----- Data supplied -----
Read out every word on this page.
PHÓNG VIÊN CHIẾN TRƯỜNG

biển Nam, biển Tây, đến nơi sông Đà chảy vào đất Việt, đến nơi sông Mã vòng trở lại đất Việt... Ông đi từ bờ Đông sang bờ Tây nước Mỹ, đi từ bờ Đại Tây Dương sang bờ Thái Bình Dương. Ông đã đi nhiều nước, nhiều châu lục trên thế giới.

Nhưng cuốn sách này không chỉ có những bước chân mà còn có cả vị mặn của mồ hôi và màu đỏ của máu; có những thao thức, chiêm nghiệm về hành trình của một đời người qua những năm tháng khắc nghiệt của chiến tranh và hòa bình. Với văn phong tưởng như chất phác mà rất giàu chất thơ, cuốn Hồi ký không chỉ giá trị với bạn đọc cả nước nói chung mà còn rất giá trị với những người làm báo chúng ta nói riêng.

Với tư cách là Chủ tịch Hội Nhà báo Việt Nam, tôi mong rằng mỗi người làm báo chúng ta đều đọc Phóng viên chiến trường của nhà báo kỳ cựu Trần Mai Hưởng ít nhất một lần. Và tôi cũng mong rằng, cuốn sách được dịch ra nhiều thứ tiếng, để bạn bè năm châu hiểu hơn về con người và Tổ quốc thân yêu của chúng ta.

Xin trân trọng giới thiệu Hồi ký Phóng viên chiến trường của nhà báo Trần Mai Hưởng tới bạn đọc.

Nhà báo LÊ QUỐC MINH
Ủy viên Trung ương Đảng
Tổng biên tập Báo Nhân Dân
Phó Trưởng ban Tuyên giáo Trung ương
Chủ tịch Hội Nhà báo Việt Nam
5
-----
> **Exercise goal**
How many of the lines above contain the string "Trần"? Give the number only.

> **The solution**
2